* Begin INFORMATION SHOWN *
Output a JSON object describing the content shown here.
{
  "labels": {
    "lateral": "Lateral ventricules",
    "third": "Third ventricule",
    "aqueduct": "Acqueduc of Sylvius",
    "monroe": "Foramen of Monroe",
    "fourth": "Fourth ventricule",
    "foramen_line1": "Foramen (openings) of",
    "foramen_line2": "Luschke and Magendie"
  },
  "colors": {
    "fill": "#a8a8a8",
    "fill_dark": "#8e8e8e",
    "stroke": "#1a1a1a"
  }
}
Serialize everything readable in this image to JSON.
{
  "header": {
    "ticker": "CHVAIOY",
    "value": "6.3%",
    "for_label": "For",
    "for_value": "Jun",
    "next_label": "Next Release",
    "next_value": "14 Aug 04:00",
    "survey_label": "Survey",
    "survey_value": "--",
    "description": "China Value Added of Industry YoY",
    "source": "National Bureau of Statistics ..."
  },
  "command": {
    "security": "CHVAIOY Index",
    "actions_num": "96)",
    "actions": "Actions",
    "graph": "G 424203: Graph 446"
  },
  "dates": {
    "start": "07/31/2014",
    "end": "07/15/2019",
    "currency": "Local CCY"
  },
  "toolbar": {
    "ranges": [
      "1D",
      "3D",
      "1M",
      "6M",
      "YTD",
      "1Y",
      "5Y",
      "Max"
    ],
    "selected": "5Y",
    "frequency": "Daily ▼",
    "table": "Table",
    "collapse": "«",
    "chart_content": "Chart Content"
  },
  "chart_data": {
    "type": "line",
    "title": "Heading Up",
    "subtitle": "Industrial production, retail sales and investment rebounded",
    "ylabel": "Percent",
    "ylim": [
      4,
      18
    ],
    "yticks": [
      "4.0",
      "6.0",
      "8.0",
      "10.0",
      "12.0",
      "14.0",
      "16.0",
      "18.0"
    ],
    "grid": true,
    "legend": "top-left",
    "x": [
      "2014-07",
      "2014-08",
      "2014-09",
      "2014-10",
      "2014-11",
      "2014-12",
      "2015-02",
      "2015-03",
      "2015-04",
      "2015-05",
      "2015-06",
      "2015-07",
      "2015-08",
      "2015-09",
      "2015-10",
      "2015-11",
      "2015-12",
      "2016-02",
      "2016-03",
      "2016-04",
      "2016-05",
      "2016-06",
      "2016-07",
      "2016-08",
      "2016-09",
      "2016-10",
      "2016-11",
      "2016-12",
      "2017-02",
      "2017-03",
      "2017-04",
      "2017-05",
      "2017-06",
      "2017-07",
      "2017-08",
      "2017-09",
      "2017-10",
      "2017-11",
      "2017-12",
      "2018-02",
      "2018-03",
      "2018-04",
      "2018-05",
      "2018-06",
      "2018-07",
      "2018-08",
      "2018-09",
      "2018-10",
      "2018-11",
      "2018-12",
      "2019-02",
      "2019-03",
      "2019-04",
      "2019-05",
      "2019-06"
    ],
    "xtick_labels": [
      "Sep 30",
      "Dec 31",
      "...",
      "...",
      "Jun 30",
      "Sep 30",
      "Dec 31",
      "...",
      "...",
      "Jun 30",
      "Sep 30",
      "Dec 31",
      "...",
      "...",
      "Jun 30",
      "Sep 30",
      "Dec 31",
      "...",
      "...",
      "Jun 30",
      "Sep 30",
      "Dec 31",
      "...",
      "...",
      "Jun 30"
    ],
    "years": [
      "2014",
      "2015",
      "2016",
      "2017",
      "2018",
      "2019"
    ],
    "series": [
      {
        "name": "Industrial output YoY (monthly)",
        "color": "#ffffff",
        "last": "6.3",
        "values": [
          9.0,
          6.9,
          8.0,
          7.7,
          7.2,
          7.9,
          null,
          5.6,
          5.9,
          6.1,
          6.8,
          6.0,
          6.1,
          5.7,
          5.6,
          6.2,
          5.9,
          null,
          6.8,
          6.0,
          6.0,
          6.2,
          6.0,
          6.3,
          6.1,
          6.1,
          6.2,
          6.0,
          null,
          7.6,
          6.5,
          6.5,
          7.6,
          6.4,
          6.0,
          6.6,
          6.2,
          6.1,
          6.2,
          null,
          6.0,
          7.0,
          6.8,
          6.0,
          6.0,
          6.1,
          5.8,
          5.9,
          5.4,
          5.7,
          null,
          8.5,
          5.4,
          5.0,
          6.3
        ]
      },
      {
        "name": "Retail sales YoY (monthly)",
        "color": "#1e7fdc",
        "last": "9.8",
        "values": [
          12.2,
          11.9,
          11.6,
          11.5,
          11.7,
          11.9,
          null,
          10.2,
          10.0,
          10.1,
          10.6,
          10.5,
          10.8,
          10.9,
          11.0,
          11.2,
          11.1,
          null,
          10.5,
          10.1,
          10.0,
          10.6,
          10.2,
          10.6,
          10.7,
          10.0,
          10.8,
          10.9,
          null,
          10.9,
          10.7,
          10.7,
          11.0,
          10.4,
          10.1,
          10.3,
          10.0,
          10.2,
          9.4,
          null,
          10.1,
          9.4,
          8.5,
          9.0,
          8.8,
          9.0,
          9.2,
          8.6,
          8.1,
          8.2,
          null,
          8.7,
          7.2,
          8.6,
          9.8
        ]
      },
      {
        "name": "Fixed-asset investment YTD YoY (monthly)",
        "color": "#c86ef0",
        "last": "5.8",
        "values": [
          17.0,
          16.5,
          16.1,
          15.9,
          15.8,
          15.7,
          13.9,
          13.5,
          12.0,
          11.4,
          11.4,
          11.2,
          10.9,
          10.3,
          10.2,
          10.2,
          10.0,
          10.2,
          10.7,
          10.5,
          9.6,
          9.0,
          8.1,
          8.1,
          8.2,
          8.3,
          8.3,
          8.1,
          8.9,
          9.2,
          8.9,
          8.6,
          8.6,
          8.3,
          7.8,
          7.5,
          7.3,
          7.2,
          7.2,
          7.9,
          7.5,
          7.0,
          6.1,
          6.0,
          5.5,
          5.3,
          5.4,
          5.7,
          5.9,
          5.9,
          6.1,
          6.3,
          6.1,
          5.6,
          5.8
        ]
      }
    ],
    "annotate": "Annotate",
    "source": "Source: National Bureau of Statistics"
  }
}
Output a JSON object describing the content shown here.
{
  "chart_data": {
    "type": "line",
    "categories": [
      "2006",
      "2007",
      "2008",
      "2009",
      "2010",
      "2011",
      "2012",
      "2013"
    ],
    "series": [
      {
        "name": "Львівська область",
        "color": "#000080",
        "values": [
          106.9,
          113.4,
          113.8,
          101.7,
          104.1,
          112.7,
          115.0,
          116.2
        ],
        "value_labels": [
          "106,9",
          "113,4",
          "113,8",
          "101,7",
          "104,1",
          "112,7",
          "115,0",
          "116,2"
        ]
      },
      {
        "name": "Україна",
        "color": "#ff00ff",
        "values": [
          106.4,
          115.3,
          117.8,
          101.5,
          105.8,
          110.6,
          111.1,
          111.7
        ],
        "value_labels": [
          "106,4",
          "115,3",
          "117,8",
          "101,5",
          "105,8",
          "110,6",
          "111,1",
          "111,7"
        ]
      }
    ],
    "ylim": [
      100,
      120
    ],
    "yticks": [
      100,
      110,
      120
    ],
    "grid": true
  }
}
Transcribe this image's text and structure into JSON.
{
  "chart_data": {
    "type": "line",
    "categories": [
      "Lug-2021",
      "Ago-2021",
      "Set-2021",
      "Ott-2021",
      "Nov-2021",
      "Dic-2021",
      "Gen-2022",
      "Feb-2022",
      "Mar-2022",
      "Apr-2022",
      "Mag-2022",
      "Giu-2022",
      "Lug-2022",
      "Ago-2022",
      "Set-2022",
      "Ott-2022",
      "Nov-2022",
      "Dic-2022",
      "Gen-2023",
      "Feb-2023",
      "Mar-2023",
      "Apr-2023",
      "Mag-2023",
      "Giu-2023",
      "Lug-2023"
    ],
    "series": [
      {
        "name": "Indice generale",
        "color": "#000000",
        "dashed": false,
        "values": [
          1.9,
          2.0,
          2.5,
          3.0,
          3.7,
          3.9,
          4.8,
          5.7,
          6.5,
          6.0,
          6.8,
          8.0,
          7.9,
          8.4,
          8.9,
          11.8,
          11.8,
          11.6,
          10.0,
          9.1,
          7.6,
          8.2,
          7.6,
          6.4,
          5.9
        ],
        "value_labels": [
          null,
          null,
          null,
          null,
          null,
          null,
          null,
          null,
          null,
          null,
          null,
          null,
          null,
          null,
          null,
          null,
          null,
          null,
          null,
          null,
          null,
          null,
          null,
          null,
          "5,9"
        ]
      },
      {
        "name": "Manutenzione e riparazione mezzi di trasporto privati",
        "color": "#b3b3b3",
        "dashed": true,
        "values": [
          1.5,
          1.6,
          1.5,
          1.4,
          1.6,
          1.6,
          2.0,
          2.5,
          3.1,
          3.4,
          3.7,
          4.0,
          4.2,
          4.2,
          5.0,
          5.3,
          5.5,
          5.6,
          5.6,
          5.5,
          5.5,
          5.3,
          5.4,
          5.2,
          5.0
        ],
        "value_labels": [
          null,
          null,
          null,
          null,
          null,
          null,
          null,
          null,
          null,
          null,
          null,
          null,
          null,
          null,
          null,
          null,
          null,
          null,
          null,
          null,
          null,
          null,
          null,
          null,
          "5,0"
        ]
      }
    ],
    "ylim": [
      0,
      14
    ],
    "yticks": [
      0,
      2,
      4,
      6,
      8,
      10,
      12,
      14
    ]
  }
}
* End INFORMATION SHOWN *
■ **GOAL**
Of all the lines above, how many contain the word "National"? Answer with only the number.

■ **OUTPUT BELOW**
2